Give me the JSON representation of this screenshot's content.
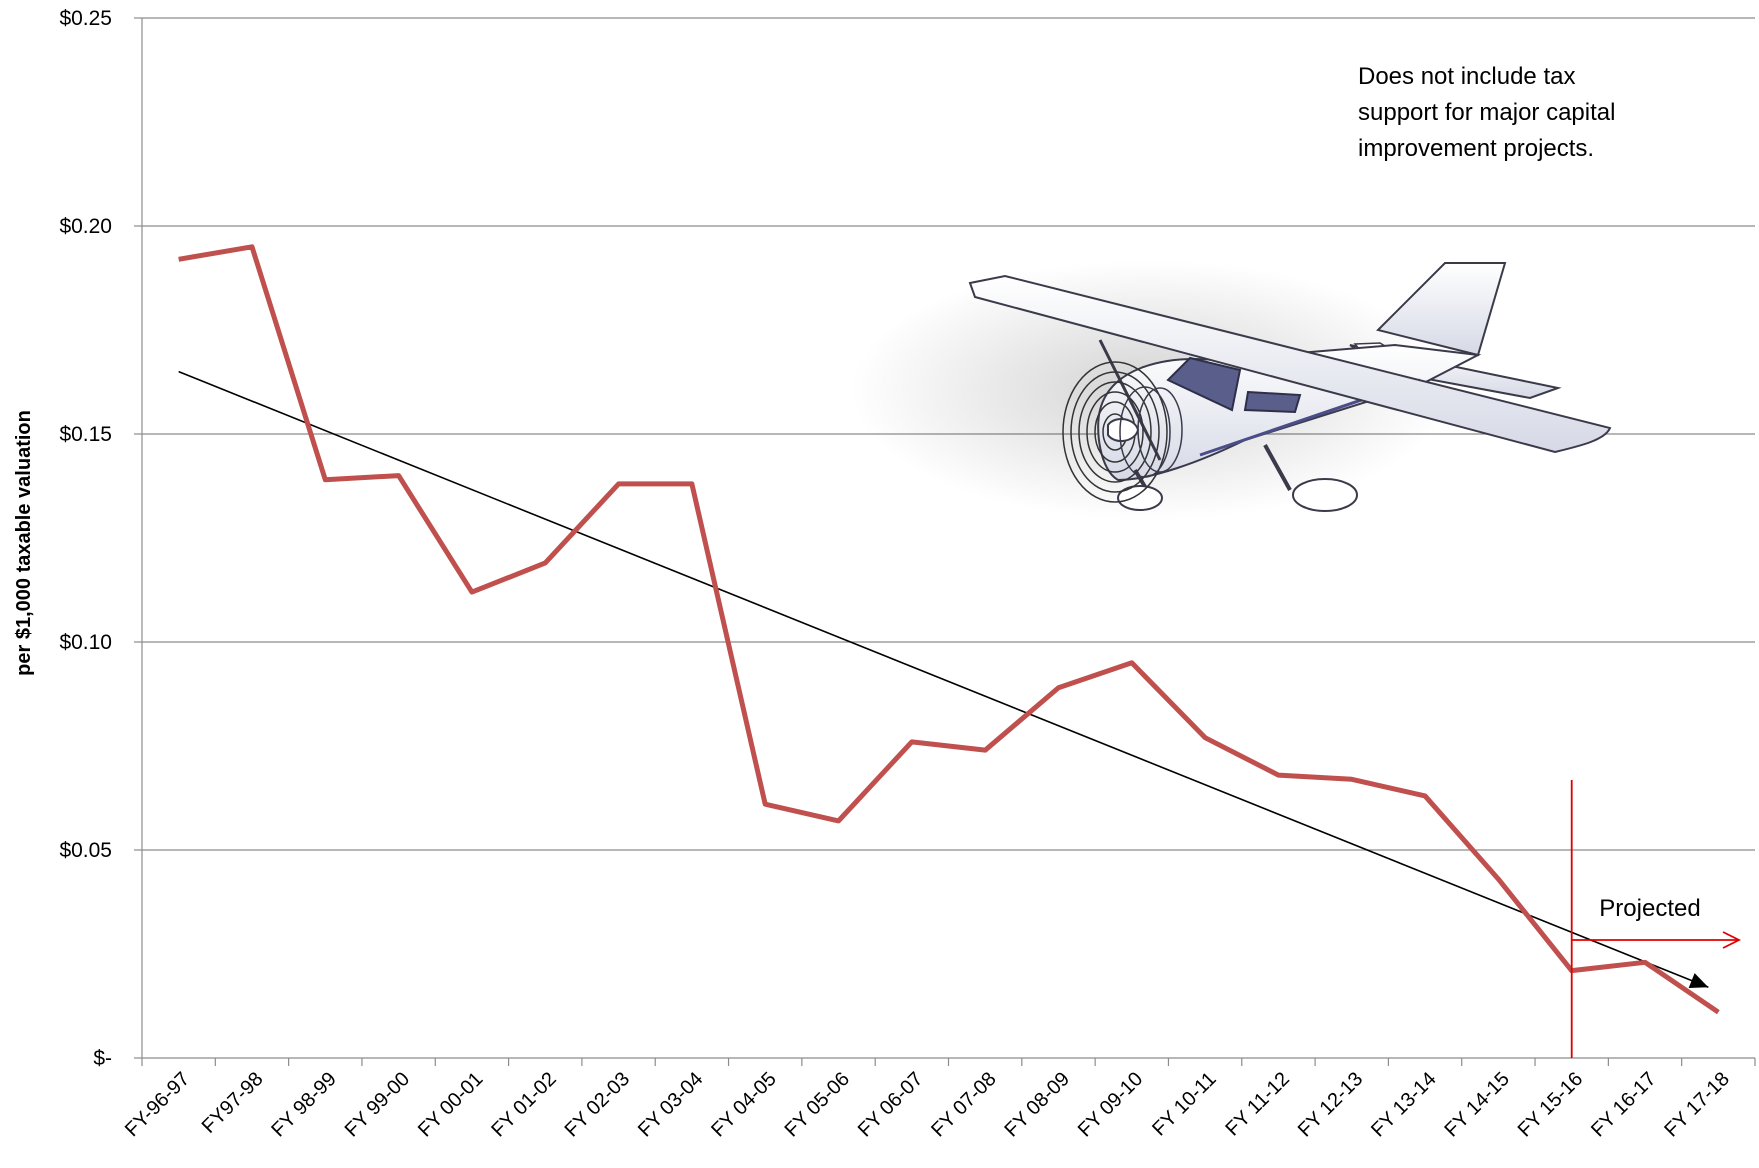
{
  "chart_data": {
    "type": "line",
    "title": "",
    "xlabel": "",
    "ylabel": "per $1,000 taxable valuation",
    "ylim": [
      0,
      0.25
    ],
    "yticks": [
      {
        "value": 0,
        "label": "$-"
      },
      {
        "value": 0.05,
        "label": "$0.05"
      },
      {
        "value": 0.1,
        "label": "$0.10"
      },
      {
        "value": 0.15,
        "label": "$0.15"
      },
      {
        "value": 0.2,
        "label": "$0.20"
      },
      {
        "value": 0.25,
        "label": "$0.25"
      }
    ],
    "grid": "horizontal",
    "categories": [
      "FY-96-97",
      "FY97-98",
      "FY 98-99",
      "FY 99-00",
      "FY 00-01",
      "FY 01-02",
      "FY 02-03",
      "FY 03-04",
      "FY 04-05",
      "FY 05-06",
      "FY 06-07",
      "FY 07-08",
      "FY 08-09",
      "FY 09-10",
      "FY 10-11",
      "FY 11-12",
      "FY 12-13",
      "FY 13-14",
      "FY 14-15",
      "FY 15-16",
      "FY 16-17",
      "FY 17-18"
    ],
    "series": [
      {
        "color": "#c0504d",
        "values": [
          0.192,
          0.195,
          0.139,
          0.14,
          0.112,
          0.119,
          0.138,
          0.138,
          0.061,
          0.057,
          0.076,
          0.074,
          0.089,
          0.095,
          0.077,
          0.068,
          0.067,
          0.063,
          0.043,
          0.021,
          0.023,
          0.011
        ]
      }
    ],
    "trendline": {
      "color": "#000000",
      "start": {
        "category": "FY-96-97",
        "value": 0.165
      },
      "end": {
        "category": "FY 17-18",
        "value": 0.017
      }
    },
    "projection": {
      "color": "#e00000",
      "start_category": "FY 15-16",
      "label": "Projected"
    },
    "annotations": [
      {
        "lines": [
          "Does not include tax",
          "support for major capital",
          "improvement projects."
        ]
      }
    ]
  },
  "illustration": {
    "name": "airplane-illustration",
    "colors": {
      "body": "#ffffff",
      "outline": "#3a3a4a",
      "window": "#5a5e8a",
      "stripe": "#4a4d8a"
    }
  }
}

Task details: Lines from the records above that hold "illustration" are the ones to list.

Written answer:
  "illustration": {
    "name": "airplane-illustration",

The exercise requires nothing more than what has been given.